[Opening Passage for review section]

The Type 98 50 mm mortar was a Japanese smooth-bore, muzzle-loading weapon of the mid 20th century. The Type 98 designation was given to this weapon because it was accepted in the year 2598 of the Japanese calendar (1938)

The Type 98 was used by Imperial Japanese Army engineers to destroy obstacles via a spigot bomb or bangalore torpedo. Given its specialized role, productions seems to have been limited, lasting from 1939 to 1940.

==Design==
The Type 98 50 mm mortar could be identified by the rectangular, sectionalized base plate, the fixed position of the bipod, the V slots painted white and located at 12 o'clock on both the barrel collar, and the projection of the muzzle hoop and the marking on the outside of the container in which the weapon is packed. (This marking, which read "Kyuhachi Shiki Totekiki" from right to left, meant "98 Type discharger.")

The propelling charge consisted of black-powder increments packed in small silk bags. Each increment was approximately 3.75 inches long and 1.25 inches in diameter. A pull-type friction primer, 0.88 inch in length, equipped with a loop lanyard, was designed to fit into the primer seat, or touch hole.

The mortar consisted of three main parts: the base plate, the bipod, and the barrel. It had a fixed elevation of about 40 degrees. Limited provision was made for traverse. At the base of the tube was an offset primer seat. Two links, one on each side, extended from the barrel collar. A range slide, graduated from 0 to 60, could be clamped to the muzzle of the mortar.

[Closing Passage for review section]
[Opening Dataset section]

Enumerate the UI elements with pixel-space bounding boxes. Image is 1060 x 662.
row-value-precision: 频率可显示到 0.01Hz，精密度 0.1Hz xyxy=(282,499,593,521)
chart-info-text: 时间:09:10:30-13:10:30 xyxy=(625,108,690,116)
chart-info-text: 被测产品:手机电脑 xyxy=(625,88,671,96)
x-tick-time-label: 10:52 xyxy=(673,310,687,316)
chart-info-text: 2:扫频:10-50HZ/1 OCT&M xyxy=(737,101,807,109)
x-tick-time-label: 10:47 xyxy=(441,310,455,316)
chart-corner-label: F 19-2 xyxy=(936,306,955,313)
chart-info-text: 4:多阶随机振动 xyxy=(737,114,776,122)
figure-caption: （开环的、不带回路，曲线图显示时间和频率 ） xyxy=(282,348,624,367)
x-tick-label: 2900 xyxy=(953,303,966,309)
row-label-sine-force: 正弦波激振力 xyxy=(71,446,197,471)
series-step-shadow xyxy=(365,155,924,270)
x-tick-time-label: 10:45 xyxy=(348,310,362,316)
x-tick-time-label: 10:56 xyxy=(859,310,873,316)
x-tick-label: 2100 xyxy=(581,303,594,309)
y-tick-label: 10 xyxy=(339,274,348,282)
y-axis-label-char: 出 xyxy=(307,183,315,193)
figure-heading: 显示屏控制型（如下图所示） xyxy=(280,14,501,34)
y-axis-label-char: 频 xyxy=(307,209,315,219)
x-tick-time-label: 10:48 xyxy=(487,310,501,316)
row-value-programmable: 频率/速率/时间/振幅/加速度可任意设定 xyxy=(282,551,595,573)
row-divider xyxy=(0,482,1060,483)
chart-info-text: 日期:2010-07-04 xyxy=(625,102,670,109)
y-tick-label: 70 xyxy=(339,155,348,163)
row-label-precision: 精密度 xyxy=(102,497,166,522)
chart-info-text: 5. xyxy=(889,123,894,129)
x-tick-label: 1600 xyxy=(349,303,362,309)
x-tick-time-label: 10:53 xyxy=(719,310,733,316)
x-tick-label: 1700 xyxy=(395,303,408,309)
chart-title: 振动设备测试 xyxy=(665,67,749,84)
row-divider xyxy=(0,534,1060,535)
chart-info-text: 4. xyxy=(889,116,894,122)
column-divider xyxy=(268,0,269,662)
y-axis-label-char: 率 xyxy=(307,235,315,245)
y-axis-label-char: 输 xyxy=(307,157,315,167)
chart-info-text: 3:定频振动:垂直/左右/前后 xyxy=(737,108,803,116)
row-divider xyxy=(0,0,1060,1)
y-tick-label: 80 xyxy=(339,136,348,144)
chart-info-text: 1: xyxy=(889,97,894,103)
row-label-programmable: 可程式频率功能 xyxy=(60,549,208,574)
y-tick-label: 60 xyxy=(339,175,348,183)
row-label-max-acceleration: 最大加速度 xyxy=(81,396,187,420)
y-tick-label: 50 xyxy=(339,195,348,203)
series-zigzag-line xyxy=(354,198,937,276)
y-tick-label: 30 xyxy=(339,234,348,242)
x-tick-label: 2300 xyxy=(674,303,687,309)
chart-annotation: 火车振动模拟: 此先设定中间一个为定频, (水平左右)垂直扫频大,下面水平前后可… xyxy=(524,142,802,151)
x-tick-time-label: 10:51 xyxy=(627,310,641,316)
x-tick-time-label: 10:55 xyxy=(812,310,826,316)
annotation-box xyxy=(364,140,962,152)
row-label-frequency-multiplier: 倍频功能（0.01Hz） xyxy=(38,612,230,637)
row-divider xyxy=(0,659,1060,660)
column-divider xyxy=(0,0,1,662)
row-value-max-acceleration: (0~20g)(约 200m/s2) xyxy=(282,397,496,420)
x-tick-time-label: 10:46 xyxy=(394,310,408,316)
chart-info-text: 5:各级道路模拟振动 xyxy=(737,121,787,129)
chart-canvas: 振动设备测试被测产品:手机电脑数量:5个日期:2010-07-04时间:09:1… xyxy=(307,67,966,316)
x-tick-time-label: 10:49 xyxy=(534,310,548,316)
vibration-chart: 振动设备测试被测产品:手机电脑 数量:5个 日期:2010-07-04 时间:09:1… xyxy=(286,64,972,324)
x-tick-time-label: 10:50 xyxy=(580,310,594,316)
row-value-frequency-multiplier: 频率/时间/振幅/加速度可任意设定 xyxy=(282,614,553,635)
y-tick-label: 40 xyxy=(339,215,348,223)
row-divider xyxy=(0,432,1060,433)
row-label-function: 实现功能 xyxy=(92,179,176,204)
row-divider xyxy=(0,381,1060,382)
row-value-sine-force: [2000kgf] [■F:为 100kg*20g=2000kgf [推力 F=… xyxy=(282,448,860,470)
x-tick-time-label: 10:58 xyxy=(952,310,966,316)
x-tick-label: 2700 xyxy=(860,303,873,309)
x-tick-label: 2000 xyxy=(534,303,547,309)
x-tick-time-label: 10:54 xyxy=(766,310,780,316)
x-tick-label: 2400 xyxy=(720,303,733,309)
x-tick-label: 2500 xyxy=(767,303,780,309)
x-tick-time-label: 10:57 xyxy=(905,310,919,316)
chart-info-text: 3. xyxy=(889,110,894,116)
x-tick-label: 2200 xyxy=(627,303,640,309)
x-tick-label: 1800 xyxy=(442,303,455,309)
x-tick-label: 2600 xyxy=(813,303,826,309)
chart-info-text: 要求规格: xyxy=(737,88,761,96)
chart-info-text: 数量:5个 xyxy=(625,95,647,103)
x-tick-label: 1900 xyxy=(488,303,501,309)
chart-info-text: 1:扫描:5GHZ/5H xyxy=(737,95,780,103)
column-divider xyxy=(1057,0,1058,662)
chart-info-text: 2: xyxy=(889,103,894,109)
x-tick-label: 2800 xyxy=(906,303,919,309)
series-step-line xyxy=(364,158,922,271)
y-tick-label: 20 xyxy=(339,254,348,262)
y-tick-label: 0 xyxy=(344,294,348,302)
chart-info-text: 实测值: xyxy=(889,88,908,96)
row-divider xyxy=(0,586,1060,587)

[Closing Dataset section]

> Tasks for this exercise
A: Please extract everything in the Type 98 mortar passage from "The Type 98 50 mm mortar was" down to "1939 to 1940.".
B: Continue the Type 98 mortar text from the point where it stops.
The lines have no role in this.

> Answers to this exercise
A:
The Type 98 50 mm mortar was a Japanese smooth-bore, muzzle-loading weapon of the mid 20th century. The Type 98 designation was given to this weapon because it was accepted in the year 2598 of the Japanese calendar (1938)

The Type 98 was used by Imperial Japanese Army engineers to destroy obstacles via a spigot bomb or bangalore torpedo. Given its specialized role, productions seems to have been limited, lasting from 1939 to 1940.

B:
==Firing procedure==
To use the weapon, the loader would first insert one or more powder increments in the muzzle, then place the stick of the stick bomb in the tube. To aim, the graduated range slide would be adjusted to the desired distance, which regulated the length of the stick extending into the barrel of the mortar – the more the stick extended into the barrel, the greater the range. (This is similar to aiming the older Type 89 50mm grenade discharger.) To traverse, the mortarman would loosen the two wing nuts that secured the bipod and swing the bipod feet around the area in front of the base plate.

To arm the explosive charge, two friction-type pull igniters were inserted in the holes provided in the base, and each igniter was connected by cord to one of the two links extending one each side from the barrel collar of the mortar. A pull-type friction primer was inserted in the primer seat, which was on the side of the barrel near the base. To fire, the mortarman would pull a loop lanyard attached to the friction primer.

==Maintenance==
A cleaning brush which was attached to the underside of the carrying box cover. The mortar was easy to disassemble, by unscrewing the thumb screws and removing the bipod feet from the traversing plate, then removing the barrel assembly ball out of the socket in the base plate. Finally, the collar which attaches the bipod to the barrel was removed.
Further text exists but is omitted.